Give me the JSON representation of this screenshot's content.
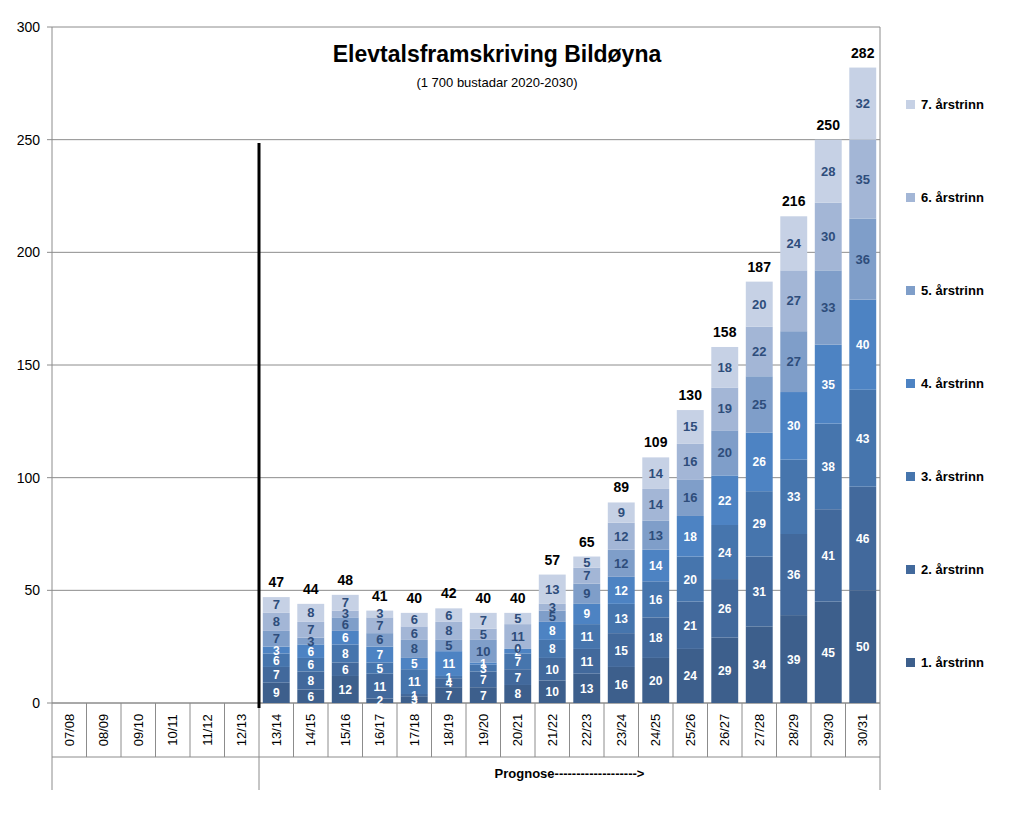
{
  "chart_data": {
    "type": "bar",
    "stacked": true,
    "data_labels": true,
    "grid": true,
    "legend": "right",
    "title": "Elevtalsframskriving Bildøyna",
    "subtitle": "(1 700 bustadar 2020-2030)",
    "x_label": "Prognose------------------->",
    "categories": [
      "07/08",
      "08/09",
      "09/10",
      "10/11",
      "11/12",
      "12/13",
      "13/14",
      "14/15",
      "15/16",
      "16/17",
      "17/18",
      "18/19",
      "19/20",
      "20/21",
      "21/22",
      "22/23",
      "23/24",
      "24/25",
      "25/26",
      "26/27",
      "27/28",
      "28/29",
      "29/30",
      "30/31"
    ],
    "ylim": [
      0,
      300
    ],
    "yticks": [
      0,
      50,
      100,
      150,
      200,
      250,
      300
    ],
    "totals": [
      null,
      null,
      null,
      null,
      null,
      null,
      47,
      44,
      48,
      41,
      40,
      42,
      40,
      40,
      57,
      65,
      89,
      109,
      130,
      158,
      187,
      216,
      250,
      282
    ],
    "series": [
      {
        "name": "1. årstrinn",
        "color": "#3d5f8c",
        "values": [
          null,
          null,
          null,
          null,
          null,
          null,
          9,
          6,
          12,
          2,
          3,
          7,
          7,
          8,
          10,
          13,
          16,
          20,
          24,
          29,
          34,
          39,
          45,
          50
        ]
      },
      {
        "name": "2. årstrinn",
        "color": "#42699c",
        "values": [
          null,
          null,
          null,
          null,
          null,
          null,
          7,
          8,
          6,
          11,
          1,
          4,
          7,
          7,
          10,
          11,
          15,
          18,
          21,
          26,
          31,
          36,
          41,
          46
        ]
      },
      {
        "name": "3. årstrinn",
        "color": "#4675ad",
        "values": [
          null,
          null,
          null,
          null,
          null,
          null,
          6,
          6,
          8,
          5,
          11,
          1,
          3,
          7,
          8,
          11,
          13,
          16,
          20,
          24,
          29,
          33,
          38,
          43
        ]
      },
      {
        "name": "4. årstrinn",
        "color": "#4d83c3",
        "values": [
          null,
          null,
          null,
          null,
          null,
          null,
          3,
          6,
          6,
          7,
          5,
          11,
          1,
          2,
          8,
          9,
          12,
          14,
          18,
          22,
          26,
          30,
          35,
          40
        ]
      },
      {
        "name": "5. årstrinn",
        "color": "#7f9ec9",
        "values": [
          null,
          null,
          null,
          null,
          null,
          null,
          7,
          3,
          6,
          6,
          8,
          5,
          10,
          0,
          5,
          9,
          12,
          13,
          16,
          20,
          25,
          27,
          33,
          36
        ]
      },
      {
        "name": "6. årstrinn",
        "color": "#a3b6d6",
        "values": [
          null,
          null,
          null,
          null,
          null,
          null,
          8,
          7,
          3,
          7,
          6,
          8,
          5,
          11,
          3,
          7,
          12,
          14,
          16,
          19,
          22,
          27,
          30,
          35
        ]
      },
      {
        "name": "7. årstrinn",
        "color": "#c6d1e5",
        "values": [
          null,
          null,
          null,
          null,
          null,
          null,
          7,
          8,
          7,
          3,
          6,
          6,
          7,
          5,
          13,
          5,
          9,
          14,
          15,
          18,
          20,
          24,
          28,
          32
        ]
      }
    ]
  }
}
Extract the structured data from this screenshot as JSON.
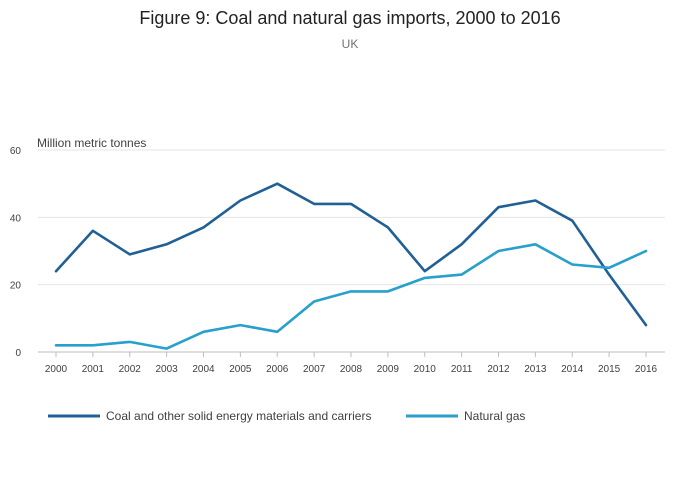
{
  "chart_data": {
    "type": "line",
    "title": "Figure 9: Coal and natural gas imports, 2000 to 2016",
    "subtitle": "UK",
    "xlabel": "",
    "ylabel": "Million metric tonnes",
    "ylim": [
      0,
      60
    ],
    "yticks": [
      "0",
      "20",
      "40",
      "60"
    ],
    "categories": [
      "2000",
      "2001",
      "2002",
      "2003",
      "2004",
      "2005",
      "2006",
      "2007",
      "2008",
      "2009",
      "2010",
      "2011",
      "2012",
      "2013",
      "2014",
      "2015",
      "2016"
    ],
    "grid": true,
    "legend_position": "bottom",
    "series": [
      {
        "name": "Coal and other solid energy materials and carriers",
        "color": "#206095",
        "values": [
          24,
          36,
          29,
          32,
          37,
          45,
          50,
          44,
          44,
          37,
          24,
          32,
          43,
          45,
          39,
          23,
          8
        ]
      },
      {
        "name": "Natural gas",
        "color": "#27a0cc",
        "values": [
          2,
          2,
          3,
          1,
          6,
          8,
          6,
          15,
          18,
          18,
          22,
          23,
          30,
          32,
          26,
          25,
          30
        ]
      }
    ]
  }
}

--

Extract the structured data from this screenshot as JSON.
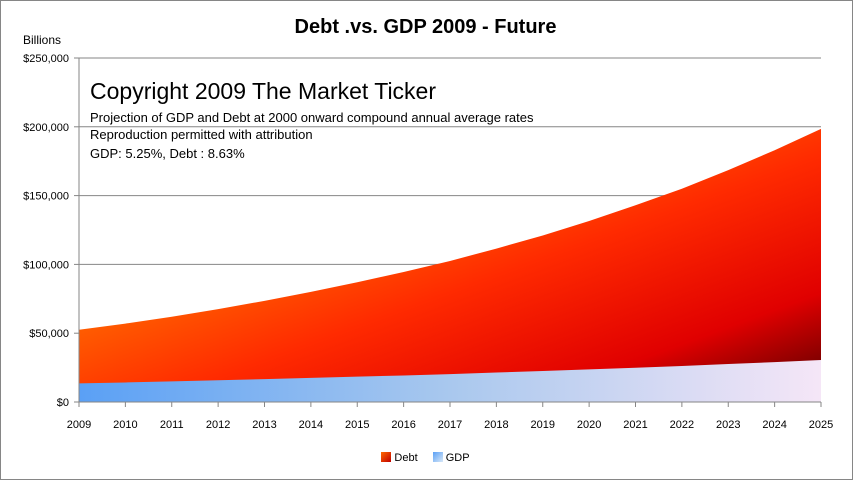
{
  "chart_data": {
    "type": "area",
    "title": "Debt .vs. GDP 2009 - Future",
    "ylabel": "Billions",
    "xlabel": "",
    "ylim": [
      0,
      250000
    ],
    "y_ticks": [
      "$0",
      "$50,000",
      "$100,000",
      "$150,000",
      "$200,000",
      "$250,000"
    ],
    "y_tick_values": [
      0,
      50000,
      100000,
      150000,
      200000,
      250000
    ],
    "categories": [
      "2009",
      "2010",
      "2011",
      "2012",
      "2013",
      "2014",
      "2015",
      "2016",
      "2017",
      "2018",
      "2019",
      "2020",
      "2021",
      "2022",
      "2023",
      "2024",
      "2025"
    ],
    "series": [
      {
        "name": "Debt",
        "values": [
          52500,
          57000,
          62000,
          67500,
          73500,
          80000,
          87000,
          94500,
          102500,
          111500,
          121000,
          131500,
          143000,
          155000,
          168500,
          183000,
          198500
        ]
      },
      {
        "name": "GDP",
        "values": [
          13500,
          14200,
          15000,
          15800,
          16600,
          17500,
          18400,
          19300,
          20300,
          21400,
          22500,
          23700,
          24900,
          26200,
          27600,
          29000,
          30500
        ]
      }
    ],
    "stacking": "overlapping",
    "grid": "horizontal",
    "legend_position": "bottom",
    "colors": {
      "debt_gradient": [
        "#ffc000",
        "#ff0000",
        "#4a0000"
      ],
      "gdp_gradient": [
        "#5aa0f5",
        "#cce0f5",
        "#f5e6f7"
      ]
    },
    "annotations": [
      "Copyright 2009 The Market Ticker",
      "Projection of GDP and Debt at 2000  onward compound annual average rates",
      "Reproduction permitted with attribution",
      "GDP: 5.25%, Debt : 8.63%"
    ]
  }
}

==

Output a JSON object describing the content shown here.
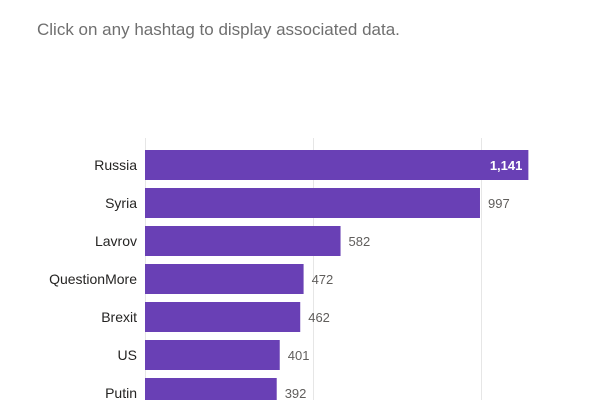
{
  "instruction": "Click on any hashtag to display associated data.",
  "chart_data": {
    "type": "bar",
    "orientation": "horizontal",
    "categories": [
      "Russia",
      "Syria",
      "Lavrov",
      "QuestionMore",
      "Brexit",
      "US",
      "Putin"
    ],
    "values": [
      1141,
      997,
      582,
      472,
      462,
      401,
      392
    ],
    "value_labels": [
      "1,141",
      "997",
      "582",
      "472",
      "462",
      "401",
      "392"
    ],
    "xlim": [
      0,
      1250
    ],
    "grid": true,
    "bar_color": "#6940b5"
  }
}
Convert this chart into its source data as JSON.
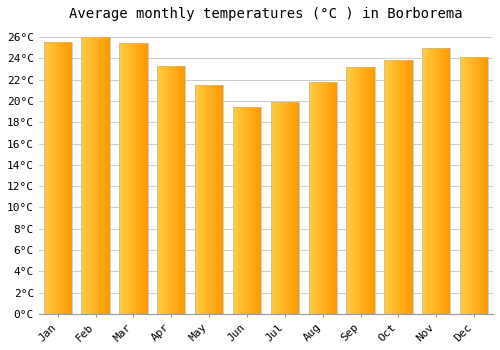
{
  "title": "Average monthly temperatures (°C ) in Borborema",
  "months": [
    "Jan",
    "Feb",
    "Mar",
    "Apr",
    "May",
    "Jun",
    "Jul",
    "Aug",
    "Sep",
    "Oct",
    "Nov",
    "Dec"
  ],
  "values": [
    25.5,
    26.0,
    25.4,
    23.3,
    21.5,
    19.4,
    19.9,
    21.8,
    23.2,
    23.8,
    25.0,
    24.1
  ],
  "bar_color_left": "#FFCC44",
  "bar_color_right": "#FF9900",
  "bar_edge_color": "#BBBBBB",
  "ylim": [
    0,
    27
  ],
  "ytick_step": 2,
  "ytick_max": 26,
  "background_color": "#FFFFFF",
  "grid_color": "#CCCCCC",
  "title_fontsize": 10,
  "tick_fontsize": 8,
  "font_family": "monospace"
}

:: Exercise task ::
Find the lines that include the string "content", then copy each of them.

:: Written response ::
Give me the JSON representation of this screenshot's content.
Output a JSON object describing the content shown here.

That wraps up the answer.